* _Your goal_
Return only the number of lines that hold "一支部一特色".

* _Extracted records_
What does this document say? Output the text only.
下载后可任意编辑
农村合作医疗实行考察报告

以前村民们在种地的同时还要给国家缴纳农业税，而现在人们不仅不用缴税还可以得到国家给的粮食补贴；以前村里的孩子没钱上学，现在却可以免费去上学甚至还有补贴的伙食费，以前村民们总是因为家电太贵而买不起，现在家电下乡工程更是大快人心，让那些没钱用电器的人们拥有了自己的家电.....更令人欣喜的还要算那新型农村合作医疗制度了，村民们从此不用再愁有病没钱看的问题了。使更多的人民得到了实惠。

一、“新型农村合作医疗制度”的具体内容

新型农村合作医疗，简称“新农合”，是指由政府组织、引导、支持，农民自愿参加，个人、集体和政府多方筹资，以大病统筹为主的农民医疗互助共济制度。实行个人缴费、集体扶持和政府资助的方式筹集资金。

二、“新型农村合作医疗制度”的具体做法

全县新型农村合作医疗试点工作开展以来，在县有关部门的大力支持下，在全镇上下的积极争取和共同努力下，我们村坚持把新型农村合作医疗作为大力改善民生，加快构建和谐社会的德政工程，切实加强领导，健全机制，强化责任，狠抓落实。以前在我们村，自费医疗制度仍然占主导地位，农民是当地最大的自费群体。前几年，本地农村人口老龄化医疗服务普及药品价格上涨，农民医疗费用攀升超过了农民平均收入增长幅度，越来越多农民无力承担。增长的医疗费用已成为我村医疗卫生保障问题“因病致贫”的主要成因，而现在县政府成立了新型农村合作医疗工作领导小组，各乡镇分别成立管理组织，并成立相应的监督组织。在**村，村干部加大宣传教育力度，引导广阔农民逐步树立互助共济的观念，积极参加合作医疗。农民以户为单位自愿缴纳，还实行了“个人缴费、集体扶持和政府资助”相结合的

--

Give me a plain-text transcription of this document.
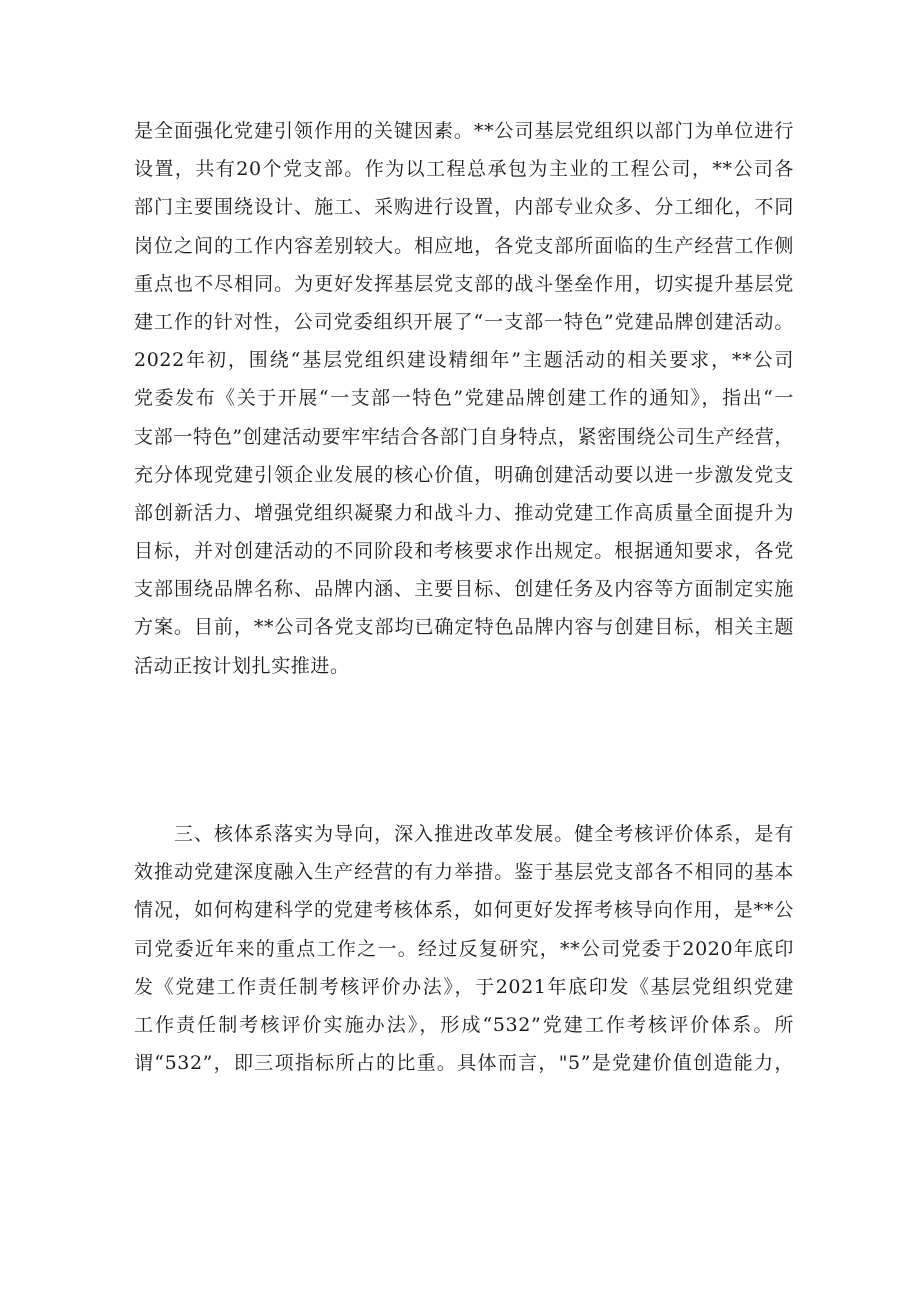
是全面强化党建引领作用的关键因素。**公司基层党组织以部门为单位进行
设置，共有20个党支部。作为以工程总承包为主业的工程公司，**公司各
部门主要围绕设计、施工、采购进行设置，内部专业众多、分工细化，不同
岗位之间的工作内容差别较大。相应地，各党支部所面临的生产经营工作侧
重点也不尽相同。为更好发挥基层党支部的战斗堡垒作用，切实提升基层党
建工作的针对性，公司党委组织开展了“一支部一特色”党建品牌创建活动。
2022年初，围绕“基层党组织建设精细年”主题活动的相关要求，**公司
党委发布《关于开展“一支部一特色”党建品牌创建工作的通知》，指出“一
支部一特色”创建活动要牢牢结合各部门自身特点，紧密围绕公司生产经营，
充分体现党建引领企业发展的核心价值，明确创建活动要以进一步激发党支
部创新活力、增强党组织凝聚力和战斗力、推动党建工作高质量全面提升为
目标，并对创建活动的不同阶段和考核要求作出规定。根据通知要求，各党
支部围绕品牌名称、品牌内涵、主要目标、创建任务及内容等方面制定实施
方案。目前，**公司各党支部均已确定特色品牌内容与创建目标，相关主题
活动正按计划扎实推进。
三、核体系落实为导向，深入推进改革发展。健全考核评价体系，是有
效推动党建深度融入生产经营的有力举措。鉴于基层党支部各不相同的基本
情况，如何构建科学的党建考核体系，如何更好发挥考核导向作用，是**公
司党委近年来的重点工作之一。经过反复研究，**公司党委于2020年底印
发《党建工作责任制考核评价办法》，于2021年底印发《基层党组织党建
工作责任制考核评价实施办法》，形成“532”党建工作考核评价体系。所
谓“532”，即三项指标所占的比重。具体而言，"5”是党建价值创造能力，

==

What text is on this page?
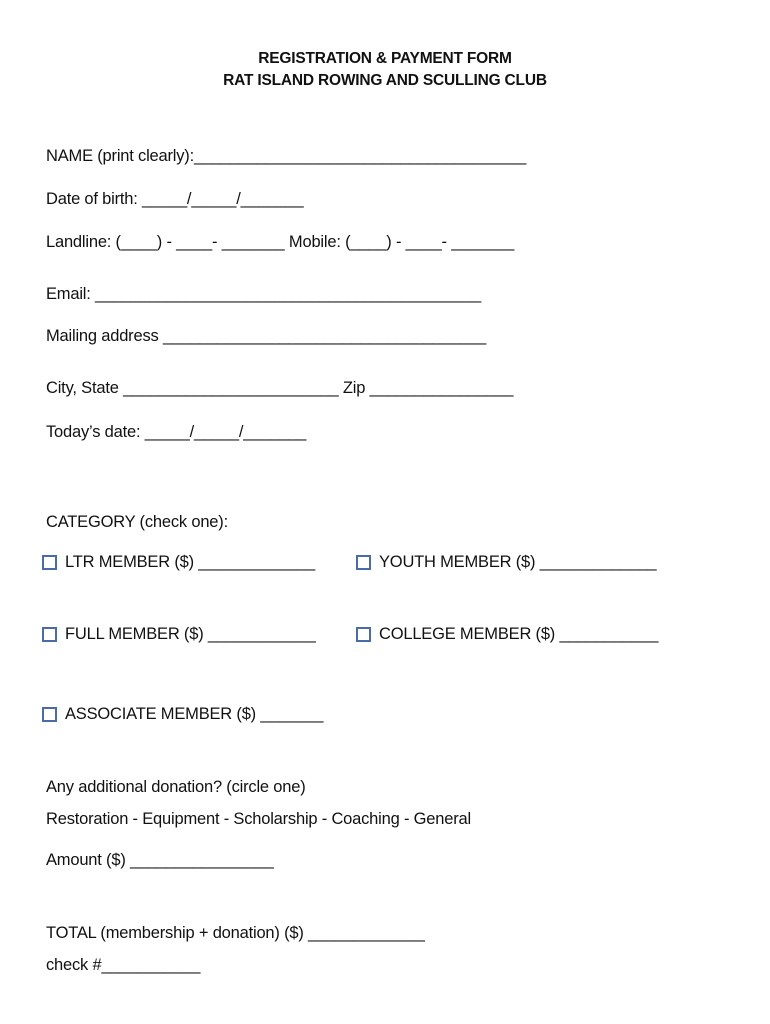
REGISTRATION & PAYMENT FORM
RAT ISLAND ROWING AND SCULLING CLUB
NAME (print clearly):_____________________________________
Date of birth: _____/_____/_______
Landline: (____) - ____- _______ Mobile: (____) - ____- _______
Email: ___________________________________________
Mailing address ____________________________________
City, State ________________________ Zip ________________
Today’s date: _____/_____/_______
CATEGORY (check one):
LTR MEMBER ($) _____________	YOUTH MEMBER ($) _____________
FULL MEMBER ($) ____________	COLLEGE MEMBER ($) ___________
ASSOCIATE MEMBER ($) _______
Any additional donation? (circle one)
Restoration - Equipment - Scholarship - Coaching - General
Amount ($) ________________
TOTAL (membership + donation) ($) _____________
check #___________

* _Task answer_
2